[Dataset items]
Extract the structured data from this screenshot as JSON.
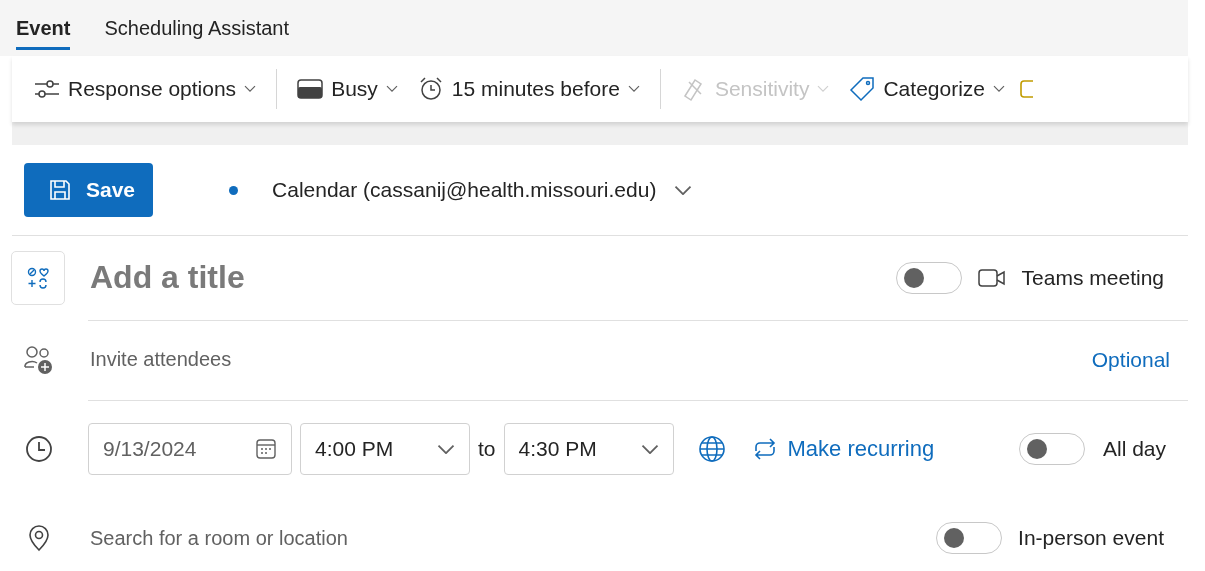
{
  "tabs": [
    {
      "label": "Event",
      "selected": true
    },
    {
      "label": "Scheduling Assistant",
      "selected": false
    }
  ],
  "toolbar": [
    {
      "kind": "response",
      "label": "Response options",
      "disabled": false
    },
    {
      "kind": "divider"
    },
    {
      "kind": "busy",
      "label": "Busy",
      "disabled": false
    },
    {
      "kind": "alarm",
      "label": "15 minutes before",
      "disabled": false
    },
    {
      "kind": "divider"
    },
    {
      "kind": "sensitivity",
      "label": "Sensitivity",
      "disabled": true
    },
    {
      "kind": "categorize",
      "label": "Categorize",
      "disabled": false
    },
    {
      "kind": "partial"
    }
  ],
  "save_button": {
    "label": "Save"
  },
  "calendar": {
    "label": "Calendar (cassanij@health.missouri.edu)",
    "color": "#0f6cbd"
  },
  "title": {
    "placeholder": "Add a title"
  },
  "teams_meeting": {
    "label": "Teams meeting",
    "on": false
  },
  "attendees": {
    "placeholder": "Invite attendees",
    "optional_link": "Optional"
  },
  "time": {
    "date": "9/13/2024",
    "start": "4:00 PM",
    "separator": "to",
    "end": "4:30 PM",
    "recurring": "Make recurring",
    "all_day": {
      "label": "All day",
      "on": false
    }
  },
  "location": {
    "placeholder": "Search for a room or location",
    "in_person": {
      "label": "In-person event",
      "on": false
    }
  }
}
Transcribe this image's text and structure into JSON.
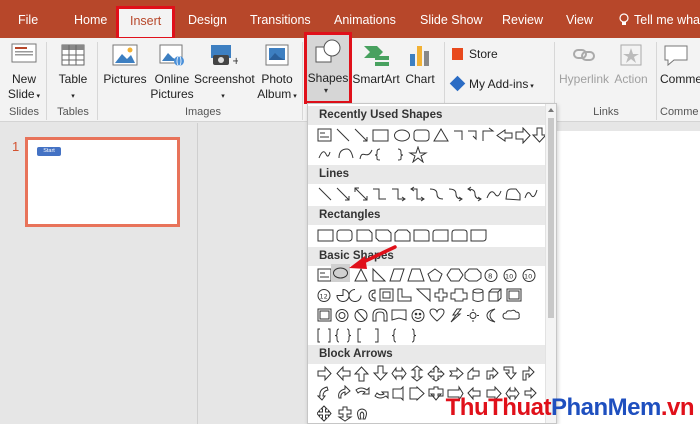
{
  "tabs": [
    {
      "id": "file",
      "label": "File"
    },
    {
      "id": "home",
      "label": "Home"
    },
    {
      "id": "insert",
      "label": "Insert",
      "active": true
    },
    {
      "id": "design",
      "label": "Design"
    },
    {
      "id": "transitions",
      "label": "Transitions"
    },
    {
      "id": "animations",
      "label": "Animations"
    },
    {
      "id": "slideshow",
      "label": "Slide Show"
    },
    {
      "id": "review",
      "label": "Review"
    },
    {
      "id": "view",
      "label": "View"
    }
  ],
  "tell_me": "Tell me what",
  "ribbon": {
    "new_slide_line1": "New",
    "new_slide_line2": "Slide",
    "table": "Table",
    "pictures": "Pictures",
    "online_line1": "Online",
    "online_line2": "Pictures",
    "screenshot": "Screenshot",
    "photo_line1": "Photo",
    "photo_line2": "Album",
    "shapes": "Shapes",
    "smartart": "SmartArt",
    "chart": "Chart",
    "store": "Store",
    "myaddins": "My Add-ins",
    "hyperlink": "Hyperlink",
    "action": "Action",
    "comment": "Comme",
    "groups": {
      "slides": "Slides",
      "tables": "Tables",
      "images": "Images",
      "links": "Links",
      "comments": "Comme"
    }
  },
  "slide": {
    "number": "1",
    "start_label": "Start"
  },
  "dropdown": {
    "sections": {
      "recent": "Recently Used Shapes",
      "lines": "Lines",
      "rectangles": "Rectangles",
      "basic": "Basic Shapes",
      "block": "Block Arrows"
    }
  },
  "watermark": {
    "part1": "ThuThuat",
    "part2": "PhanMem",
    "part3": ".vn"
  },
  "colors": {
    "accent": "#b7472a",
    "highlight": "#e0101a"
  }
}
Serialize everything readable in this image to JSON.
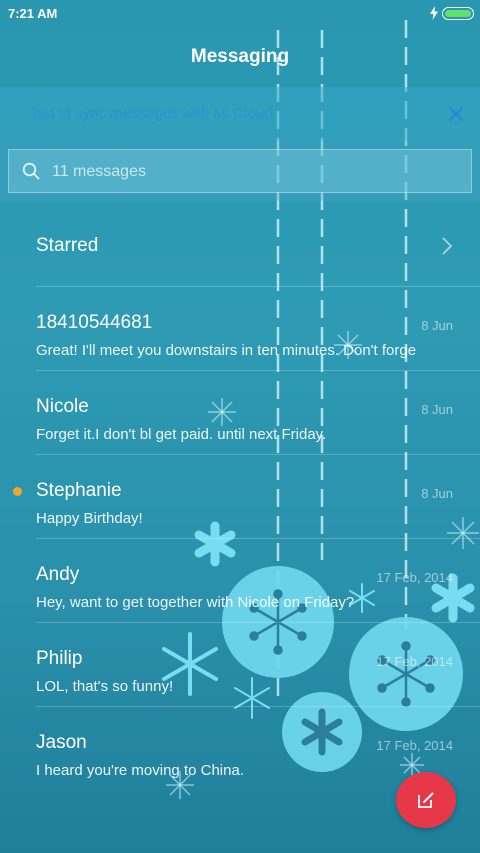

■ Work required ■
Transcribe every line from the records above without alteration, and leave out the images.

■ Answer to the problem ■
Extract the structured data from this screenshot as JSON.
{
  "tabs": [
    {
      "label": "Event",
      "selected": true
    },
    {
      "label": "Scheduling Assistant",
      "selected": false
    }
  ],
  "toolbar": [
    {
      "kind": "response",
      "label": "Response options",
      "disabled": false
    },
    {
      "kind": "divider"
    },
    {
      "kind": "busy",
      "label": "Busy",
      "disabled": false
    },
    {
      "kind": "alarm",
      "label": "15 minutes before",
      "disabled": false
    },
    {
      "kind": "divider"
    },
    {
      "kind": "sensitivity",
      "label": "Sensitivity",
      "disabled": true
    },
    {
      "kind": "categorize",
      "label": "Categorize",
      "disabled": false
    },
    {
      "kind": "partial"
    }
  ],
  "save_button": {
    "label": "Save"
  },
  "calendar": {
    "label": "Calendar (cassanij@health.missouri.edu)",
    "color": "#0f6cbd"
  },
  "title": {
    "placeholder": "Add a title"
  },
  "teams_meeting": {
    "label": "Teams meeting",
    "on": false
  },
  "attendees": {
    "placeholder": "Invite attendees",
    "optional_link": "Optional"
  },
  "time": {
    "date": "9/13/2024",
    "start": "4:00 PM",
    "separator": "to",
    "end": "4:30 PM",
    "recurring": "Make recurring",
    "all_day": {
      "label": "All day",
      "on": false
    }
  },
  "location": {
    "placeholder": "Search for a room or location",
    "in_person": {
      "label": "In-person event",
      "on": false
    }
  }
}
Transcribe this image's text and structure into JSON.
{
  "tabs": [
    {
      "id": "file",
      "label": "File"
    },
    {
      "id": "home",
      "label": "Home"
    },
    {
      "id": "insert",
      "label": "Insert",
      "active": true
    },
    {
      "id": "design",
      "label": "Design"
    },
    {
      "id": "transitions",
      "label": "Transitions"
    },
    {
      "id": "animations",
      "label": "Animations"
    },
    {
      "id": "slideshow",
      "label": "Slide Show"
    },
    {
      "id": "review",
      "label": "Review"
    },
    {
      "id": "view",
      "label": "View"
    }
  ],
  "tell_me": "Tell me what",
  "ribbon": {
    "new_slide_line1": "New",
    "new_slide_line2": "Slide",
    "table": "Table",
    "pictures": "Pictures",
    "online_line1": "Online",
    "online_line2": "Pictures",
    "screenshot": "Screenshot",
    "photo_line1": "Photo",
    "photo_line2": "Album",
    "shapes": "Shapes",
    "smartart": "SmartArt",
    "chart": "Chart",
    "store": "Store",
    "myaddins": "My Add-ins",
    "hyperlink": "Hyperlink",
    "action": "Action",
    "comment": "Comme",
    "groups": {
      "slides": "Slides",
      "tables": "Tables",
      "images": "Images",
      "links": "Links",
      "comments": "Comme"
    }
  },
  "slide": {
    "number": "1",
    "start_label": "Start"
  },
  "dropdown": {
    "sections": {
      "recent": "Recently Used Shapes",
      "lines": "Lines",
      "rectangles": "Rectangles",
      "basic": "Basic Shapes",
      "block": "Block Arrows"
    }
  },
  "watermark": {
    "part1": "ThuThuat",
    "part2": "PhanMem",
    "part3": ".vn"
  },
  "colors": {
    "accent": "#b7472a",
    "highlight": "#e0101a"
  }
}
Serialize everything readable in this image to JSON.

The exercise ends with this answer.